THE PROBLEM >>
Copy out the data below verbatim.
++++
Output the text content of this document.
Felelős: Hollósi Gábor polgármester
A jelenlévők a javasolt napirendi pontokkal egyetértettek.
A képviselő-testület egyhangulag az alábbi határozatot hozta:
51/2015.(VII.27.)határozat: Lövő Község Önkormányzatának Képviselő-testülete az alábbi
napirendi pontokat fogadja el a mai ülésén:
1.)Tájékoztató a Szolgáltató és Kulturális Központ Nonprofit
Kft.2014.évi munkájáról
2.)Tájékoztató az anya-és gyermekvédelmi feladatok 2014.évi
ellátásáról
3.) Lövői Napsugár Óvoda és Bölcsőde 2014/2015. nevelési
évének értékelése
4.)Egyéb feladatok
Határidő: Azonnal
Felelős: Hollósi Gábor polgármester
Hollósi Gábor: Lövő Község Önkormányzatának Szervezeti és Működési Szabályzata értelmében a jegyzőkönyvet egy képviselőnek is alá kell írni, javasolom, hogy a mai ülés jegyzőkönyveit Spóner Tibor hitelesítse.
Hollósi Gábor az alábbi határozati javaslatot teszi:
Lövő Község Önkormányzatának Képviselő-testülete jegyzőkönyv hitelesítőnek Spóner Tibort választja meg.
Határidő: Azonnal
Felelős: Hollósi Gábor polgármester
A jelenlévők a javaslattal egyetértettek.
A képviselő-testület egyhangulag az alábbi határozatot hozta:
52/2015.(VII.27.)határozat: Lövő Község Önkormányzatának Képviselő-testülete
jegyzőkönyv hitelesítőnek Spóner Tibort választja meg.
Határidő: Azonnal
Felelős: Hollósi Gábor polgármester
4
++++
OUTPUT FOR THIS EXERCISE >>
Output the text content of this document.
Felelős: Hollósi Gábor polgármester
A jelenlévők a javasolt napirendi pontokkal egyetértettek.
A képviselő-testület egyhangulag az alábbi határozatot hozta:
51/2015.(VII.27.)határozat: Lövő Község Önkormányzatának Képviselő-testülete az alábbi
napirendi pontokat fogadja el a mai ülésén:
1.)Tájékoztató a Szolgáltató és Kulturális Központ Nonprofit
Kft.2014.évi munkájáról
2.)Tájékoztató az anya-és gyermekvédelmi feladatok 2014.évi
ellátásáról
3.) Lövői Napsugár Óvoda és Bölcsőde 2014/2015. nevelési
évének értékelése
4.)Egyéb feladatok
Határidő: Azonnal
Felelős: Hollósi Gábor polgármester
Hollósi Gábor: Lövő Község Önkormányzatának Szervezeti és Működési Szabályzata értelmében a jegyzőkönyvet egy képviselőnek is alá kell írni, javasolom, hogy a mai ülés jegyzőkönyveit Spóner Tibor hitelesítse.
Hollósi Gábor az alábbi határozati javaslatot teszi:
Lövő Község Önkormányzatának Képviselő-testülete jegyzőkönyv hitelesítőnek Spóner Tibort választja meg.
Határidő: Azonnal
Felelős: Hollósi Gábor polgármester
A jelenlévők a javaslattal egyetértettek.
A képviselő-testület egyhangulag az alábbi határozatot hozta:
52/2015.(VII.27.)határozat: Lövő Község Önkormányzatának Képviselő-testülete
jegyzőkönyv hitelesítőnek Spóner Tibort választja meg.
Határidő: Azonnal
Felelős: Hollósi Gábor polgármester
4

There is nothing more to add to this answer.